■ **THE INPUT**:
==================================================

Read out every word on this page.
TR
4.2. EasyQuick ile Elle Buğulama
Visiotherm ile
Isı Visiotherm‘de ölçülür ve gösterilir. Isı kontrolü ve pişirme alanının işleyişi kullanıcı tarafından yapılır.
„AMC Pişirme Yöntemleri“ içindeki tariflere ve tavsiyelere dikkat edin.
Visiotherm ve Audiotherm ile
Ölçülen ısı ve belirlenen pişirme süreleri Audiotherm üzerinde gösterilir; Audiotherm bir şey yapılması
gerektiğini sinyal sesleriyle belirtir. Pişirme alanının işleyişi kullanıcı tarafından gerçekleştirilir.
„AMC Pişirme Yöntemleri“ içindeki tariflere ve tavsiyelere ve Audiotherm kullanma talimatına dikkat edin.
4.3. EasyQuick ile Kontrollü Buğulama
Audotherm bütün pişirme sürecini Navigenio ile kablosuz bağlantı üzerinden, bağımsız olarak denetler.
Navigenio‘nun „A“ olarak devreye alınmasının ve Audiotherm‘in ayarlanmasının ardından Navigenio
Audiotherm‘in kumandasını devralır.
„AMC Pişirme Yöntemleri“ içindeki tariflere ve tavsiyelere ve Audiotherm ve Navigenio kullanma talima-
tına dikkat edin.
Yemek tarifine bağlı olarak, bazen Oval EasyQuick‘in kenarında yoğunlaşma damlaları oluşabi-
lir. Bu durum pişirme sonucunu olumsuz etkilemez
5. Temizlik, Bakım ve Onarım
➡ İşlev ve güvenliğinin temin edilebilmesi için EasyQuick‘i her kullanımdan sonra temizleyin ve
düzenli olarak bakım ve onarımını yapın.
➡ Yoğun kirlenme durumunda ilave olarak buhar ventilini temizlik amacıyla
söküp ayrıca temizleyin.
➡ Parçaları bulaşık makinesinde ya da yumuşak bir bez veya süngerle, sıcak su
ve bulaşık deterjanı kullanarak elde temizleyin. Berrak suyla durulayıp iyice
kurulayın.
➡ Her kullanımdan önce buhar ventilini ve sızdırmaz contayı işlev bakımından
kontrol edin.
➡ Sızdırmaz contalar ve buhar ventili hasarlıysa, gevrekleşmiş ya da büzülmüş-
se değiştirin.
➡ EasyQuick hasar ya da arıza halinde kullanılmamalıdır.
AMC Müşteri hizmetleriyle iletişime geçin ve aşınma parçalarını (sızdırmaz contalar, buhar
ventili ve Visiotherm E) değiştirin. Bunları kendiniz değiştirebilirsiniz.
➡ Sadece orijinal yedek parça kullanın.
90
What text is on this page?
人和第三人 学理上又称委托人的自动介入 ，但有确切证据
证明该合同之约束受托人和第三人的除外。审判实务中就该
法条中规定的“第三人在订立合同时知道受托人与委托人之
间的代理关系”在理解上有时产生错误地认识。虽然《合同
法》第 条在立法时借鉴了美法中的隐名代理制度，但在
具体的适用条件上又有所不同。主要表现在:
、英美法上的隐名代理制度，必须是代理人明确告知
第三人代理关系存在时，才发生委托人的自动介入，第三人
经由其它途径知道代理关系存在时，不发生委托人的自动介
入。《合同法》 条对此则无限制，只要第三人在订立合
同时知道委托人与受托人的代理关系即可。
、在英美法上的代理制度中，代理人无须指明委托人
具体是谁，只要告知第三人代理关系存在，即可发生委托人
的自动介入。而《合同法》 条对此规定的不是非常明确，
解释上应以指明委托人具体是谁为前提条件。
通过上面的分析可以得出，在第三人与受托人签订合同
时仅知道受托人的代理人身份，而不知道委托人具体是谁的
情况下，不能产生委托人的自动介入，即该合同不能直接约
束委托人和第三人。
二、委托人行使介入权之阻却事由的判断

==================================================

■ **GOAL**:
Identify the lines above that contain the word "işleyişi", then copy them.

■ **EXERCISE ANSWER**:
Isı Visiotherm‘de ölçülür ve gösterilir. Isı kontrolü ve pişirme alanının işleyişi kullanıcı tarafından yapılır.
gerektiğini sinyal sesleriyle belirtir. Pişirme alanının işleyişi kullanıcı tarafından gerçekleştirilir.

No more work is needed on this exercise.